## Objective
Exclude the pictures, then copy all remaining records exactly.

Saved entries:
- - -

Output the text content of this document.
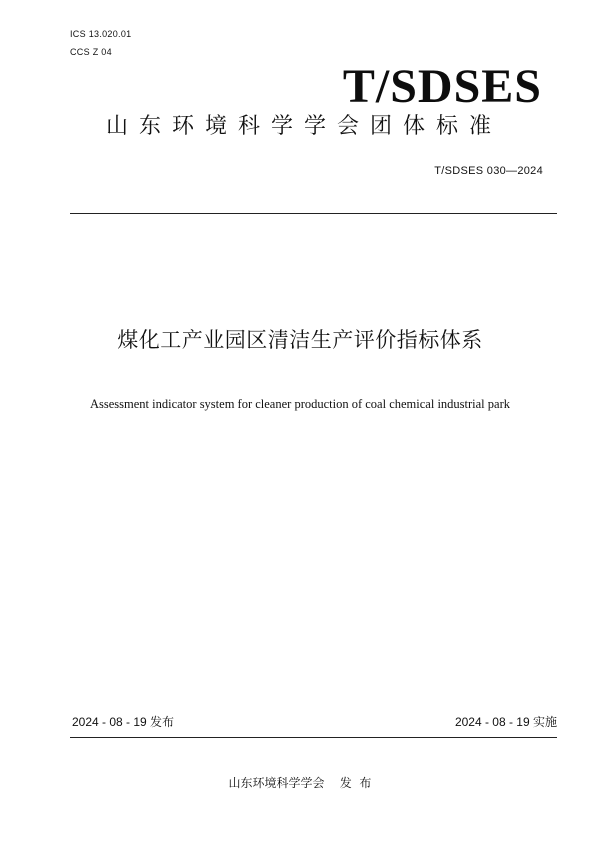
ICS 13.020.01
CCS Z 04
T/SDSES
山东环境科学学会团体标准
T/SDSES 030—2024
煤化工产业园区清洁生产评价指标体系
Assessment indicator system for cleaner production of coal chemical industrial park
2024 - 08 - 19 发布	2024 - 08 - 19 实施
山东环境科学学会    发  布
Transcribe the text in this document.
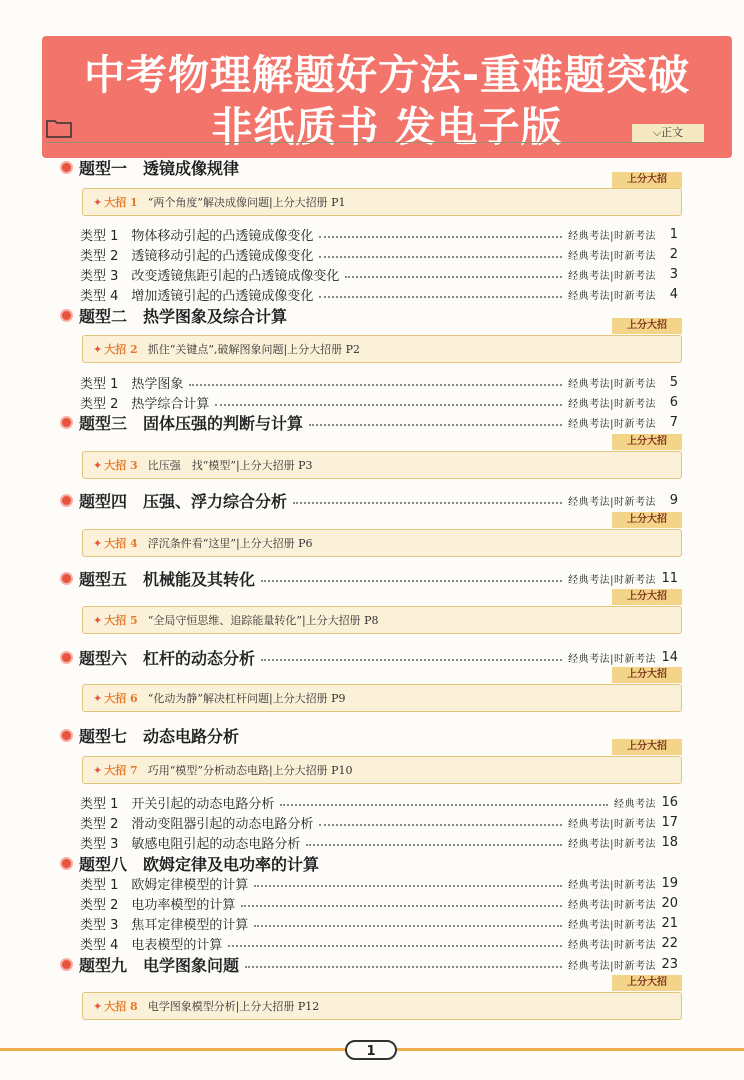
中考物理解题好方法-重难题突破
非纸质书 发电子版	⌵正文
题型一　透镜成像规律
上分大招
✦ 大招 1 “两个角度”解决成像问题|上分大招册 P1
类型 1　物体移动引起的凸透镜成像变化	经典考法|时新考法	1
类型 2　透镜移动引起的凸透镜成像变化	经典考法|时新考法	2
类型 3　改变透镜焦距引起的凸透镜成像变化	经典考法|时新考法	3
类型 4　增加透镜引起的凸透镜成像变化	经典考法|时新考法	4
题型二　热学图象及综合计算	上分大招
✦ 大招 2 抓住“关键点”,破解图象问题|上分大招册 P2
类型 1　热学图象	经典考法|时新考法	5
类型 2　热学综合计算	经典考法|时新考法	6
题型三　固体压强的判断与计算	经典考法|时新考法	7
上分大招
✦ 大招 3 比压强　找“模型”|上分大招册 P3
题型四　压强、浮力综合分析	经典考法|时新考法	9
上分大招
✦ 大招 4 浮沉条件看“这里”|上分大招册 P6
题型五　机械能及其转化	经典考法|时新考法 11
上分大招
✦ 大招 5 “全局守恒思维、追踪能量转化”|上分大招册 P8
题型六　杠杆的动态分析	经典考法|时新考法 14
上分大招
✦ 大招 6 “化动为静”解决杠杆问题|上分大招册 P9
题型七　动态电路分析
上分大招
✦ 大招 7 巧用“模型”分析动态电路|上分大招册 P10
类型 1　开关引起的动态电路分析	经典考法 16
类型 2　滑动变阻器引起的动态电路分析	经典考法|时新考法 17
类型 3　敏感电阻引起的动态电路分析	经典考法|时新考法 18
题型八　欧姆定律及电功率的计算
类型 1　欧姆定律模型的计算	经典考法|时新考法 19
类型 2　电功率模型的计算	经典考法|时新考法 20
类型 3　焦耳定律模型的计算	经典考法|时新考法 21
类型 4　电表模型的计算	经典考法|时新考法 22
题型九　电学图象问题	经典考法|时新考法 23
上分大招
✦ 大招 8 电学图象模型分析|上分大招册 P12
1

- - -

## Solution to this task
Output the text content of this document.
ICS 13.020.01
CCS Z 04
T/SDSES
山东环境科学学会团体标准
T/SDSES 030—2024
煤化工产业园区清洁生产评价指标体系
Assessment indicator system for cleaner production of coal chemical industrial park
2024 - 08 - 19 发布	2024 - 08 - 19 实施
山东环境科学学会    发  布
Transcribe the text in this document.
中考物理解题好方法-重难题突破
非纸质书 发电子版	⌵正文
题型一　透镜成像规律
上分大招
✦ 大招 1 “两个角度”解决成像问题|上分大招册 P1
类型 1　物体移动引起的凸透镜成像变化	经典考法|时新考法	1
类型 2　透镜移动引起的凸透镜成像变化	经典考法|时新考法	2
类型 3　改变透镜焦距引起的凸透镜成像变化	经典考法|时新考法	3
类型 4　增加透镜引起的凸透镜成像变化	经典考法|时新考法	4
题型二　热学图象及综合计算	上分大招
✦ 大招 2 抓住“关键点”,破解图象问题|上分大招册 P2
类型 1　热学图象	经典考法|时新考法	5
类型 2　热学综合计算	经典考法|时新考法	6
题型三　固体压强的判断与计算	经典考法|时新考法	7
上分大招
✦ 大招 3 比压强　找“模型”|上分大招册 P3
题型四　压强、浮力综合分析	经典考法|时新考法	9
上分大招
✦ 大招 4 浮沉条件看“这里”|上分大招册 P6
题型五　机械能及其转化	经典考法|时新考法 11
上分大招
✦ 大招 5 “全局守恒思维、追踪能量转化”|上分大招册 P8
题型六　杠杆的动态分析	经典考法|时新考法 14
上分大招
✦ 大招 6 “化动为静”解决杠杆问题|上分大招册 P9
题型七　动态电路分析
上分大招
✦ 大招 7 巧用“模型”分析动态电路|上分大招册 P10
类型 1　开关引起的动态电路分析	经典考法 16
类型 2　滑动变阻器引起的动态电路分析	经典考法|时新考法 17
类型 3　敏感电阻引起的动态电路分析	经典考法|时新考法 18
题型八　欧姆定律及电功率的计算
类型 1　欧姆定律模型的计算	经典考法|时新考法 19
类型 2　电功率模型的计算	经典考法|时新考法 20
类型 3　焦耳定律模型的计算	经典考法|时新考法 21
类型 4　电表模型的计算	经典考法|时新考法 22
题型九　电学图象问题	经典考法|时新考法 23
上分大招
✦ 大招 8 电学图象模型分析|上分大招册 P12
1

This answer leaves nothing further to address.